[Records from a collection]
== == ==
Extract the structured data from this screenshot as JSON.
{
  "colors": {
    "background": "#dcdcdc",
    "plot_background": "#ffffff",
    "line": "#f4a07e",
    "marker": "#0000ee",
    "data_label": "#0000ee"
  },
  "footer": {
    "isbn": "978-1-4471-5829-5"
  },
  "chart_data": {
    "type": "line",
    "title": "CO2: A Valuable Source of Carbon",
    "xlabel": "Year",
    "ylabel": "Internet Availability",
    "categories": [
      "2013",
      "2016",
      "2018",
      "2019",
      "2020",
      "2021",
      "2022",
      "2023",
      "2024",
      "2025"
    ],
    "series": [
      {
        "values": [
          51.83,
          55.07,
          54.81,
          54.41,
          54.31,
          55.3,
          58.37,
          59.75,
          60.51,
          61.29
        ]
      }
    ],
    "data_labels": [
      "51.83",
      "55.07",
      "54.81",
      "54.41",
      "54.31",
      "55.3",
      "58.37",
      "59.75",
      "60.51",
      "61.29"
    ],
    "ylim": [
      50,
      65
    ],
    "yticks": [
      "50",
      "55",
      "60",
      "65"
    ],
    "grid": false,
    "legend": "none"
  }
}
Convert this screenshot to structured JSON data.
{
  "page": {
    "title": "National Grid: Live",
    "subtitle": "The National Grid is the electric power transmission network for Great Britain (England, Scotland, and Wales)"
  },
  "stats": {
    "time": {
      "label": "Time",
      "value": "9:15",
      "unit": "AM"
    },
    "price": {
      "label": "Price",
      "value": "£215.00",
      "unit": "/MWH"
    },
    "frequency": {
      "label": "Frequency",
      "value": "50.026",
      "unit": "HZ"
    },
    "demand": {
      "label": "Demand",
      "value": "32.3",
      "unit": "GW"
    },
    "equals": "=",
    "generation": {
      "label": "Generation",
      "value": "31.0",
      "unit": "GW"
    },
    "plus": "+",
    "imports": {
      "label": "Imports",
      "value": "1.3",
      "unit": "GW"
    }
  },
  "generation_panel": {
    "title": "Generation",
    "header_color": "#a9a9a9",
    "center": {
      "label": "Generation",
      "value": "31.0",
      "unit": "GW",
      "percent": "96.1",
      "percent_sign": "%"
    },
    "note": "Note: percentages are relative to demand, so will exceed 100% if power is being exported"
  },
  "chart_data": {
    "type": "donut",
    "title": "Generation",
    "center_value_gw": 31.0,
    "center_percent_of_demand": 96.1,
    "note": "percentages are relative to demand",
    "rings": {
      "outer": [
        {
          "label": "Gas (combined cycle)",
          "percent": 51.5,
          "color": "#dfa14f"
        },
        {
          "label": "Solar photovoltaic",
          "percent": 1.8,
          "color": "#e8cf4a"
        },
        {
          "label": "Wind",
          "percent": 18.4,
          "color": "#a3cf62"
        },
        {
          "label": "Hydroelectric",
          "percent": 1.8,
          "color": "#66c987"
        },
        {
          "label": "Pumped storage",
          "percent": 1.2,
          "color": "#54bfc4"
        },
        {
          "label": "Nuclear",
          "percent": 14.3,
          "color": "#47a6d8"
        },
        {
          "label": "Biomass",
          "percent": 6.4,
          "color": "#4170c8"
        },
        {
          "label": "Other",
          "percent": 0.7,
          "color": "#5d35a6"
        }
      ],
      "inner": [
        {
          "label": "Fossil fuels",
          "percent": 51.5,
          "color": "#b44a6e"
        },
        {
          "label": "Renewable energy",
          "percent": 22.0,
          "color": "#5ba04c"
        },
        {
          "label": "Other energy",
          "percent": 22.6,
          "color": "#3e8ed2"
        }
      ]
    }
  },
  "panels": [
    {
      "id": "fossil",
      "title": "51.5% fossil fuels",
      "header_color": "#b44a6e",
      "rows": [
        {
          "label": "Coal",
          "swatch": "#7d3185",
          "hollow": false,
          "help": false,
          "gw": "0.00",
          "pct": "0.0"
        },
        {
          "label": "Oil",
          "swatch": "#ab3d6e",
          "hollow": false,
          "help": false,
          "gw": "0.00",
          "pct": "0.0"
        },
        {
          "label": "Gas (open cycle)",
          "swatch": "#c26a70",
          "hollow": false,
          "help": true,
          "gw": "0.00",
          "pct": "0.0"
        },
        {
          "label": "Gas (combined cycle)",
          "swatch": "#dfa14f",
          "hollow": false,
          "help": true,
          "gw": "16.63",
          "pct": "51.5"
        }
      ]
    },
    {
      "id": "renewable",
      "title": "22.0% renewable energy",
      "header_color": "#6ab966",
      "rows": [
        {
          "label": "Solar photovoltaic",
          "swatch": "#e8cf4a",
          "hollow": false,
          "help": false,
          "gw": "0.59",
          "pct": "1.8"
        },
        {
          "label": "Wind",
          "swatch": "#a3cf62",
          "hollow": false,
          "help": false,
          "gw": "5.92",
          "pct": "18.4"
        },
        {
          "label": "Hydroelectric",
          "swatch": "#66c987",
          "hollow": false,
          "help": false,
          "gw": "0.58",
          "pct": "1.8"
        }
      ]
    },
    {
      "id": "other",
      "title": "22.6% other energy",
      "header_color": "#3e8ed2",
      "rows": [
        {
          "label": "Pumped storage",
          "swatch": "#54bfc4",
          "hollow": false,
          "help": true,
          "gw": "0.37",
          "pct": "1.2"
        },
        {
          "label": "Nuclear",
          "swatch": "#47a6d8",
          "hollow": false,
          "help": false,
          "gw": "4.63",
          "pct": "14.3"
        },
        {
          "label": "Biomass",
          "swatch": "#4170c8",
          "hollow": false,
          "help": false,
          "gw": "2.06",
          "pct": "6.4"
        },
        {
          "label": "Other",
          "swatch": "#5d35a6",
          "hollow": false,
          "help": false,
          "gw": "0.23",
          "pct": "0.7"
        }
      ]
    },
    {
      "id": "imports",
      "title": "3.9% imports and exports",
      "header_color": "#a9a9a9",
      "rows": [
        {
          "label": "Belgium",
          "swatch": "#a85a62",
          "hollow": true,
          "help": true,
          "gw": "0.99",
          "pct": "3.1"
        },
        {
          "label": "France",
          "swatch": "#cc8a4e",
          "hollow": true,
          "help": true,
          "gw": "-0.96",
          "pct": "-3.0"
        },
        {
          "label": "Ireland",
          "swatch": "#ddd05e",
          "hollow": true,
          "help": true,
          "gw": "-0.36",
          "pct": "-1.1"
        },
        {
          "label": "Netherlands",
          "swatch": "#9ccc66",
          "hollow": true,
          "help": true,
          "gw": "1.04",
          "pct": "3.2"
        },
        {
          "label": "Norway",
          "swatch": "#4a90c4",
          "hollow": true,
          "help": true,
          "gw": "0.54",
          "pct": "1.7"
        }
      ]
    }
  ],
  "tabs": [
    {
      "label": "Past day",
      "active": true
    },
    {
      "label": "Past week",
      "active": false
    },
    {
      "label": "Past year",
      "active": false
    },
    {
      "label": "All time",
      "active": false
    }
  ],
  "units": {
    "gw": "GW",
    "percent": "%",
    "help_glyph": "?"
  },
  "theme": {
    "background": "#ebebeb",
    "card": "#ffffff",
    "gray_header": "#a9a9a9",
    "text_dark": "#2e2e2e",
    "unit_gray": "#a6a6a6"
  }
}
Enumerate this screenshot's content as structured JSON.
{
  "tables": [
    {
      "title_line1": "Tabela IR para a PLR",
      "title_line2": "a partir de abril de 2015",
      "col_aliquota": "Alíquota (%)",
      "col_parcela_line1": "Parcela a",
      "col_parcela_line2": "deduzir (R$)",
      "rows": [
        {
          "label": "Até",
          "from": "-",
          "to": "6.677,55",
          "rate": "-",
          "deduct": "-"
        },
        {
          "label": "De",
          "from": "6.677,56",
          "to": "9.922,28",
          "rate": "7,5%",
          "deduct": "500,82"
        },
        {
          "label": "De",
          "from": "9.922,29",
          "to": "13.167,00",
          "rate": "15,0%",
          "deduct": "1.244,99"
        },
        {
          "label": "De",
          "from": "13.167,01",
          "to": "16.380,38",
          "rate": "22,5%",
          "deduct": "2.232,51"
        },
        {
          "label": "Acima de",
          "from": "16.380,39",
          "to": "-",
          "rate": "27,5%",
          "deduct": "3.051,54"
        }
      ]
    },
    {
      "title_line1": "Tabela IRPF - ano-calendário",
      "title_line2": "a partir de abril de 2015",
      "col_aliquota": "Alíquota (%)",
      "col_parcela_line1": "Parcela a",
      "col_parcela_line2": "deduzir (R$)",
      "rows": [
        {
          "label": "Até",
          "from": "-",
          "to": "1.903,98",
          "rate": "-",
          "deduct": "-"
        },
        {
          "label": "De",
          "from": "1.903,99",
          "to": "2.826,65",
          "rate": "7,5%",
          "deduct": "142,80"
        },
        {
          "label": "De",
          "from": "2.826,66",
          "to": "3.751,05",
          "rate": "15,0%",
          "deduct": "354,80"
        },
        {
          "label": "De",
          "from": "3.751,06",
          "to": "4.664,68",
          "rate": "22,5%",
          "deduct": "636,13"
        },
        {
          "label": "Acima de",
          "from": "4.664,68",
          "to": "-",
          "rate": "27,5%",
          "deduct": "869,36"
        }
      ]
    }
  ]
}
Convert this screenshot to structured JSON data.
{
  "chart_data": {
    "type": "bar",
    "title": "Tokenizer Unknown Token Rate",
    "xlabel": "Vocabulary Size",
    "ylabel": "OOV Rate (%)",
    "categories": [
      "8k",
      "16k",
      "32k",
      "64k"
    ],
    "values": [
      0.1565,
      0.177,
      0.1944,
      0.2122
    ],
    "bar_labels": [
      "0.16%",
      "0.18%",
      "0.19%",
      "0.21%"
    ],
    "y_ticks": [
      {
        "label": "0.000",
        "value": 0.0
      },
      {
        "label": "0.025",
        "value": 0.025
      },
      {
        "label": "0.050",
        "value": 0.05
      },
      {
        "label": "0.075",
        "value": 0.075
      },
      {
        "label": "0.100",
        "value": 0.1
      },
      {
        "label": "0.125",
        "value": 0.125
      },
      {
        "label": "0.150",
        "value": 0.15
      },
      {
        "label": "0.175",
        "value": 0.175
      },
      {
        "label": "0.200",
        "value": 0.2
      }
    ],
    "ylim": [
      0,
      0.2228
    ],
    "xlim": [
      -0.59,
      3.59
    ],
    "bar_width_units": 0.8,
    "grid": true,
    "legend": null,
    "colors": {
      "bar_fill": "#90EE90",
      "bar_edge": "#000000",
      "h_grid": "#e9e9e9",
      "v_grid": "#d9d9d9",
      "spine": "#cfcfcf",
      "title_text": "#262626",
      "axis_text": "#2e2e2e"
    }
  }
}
== == ==
What is required »
Find and copy every line in the entries above where the string "energy" occurs.

Exercise result »
          "label": "Renewable energy",
          "label": "Other energy",
      "title": "22.0% renewable energy",
      "title": "22.6% other energy",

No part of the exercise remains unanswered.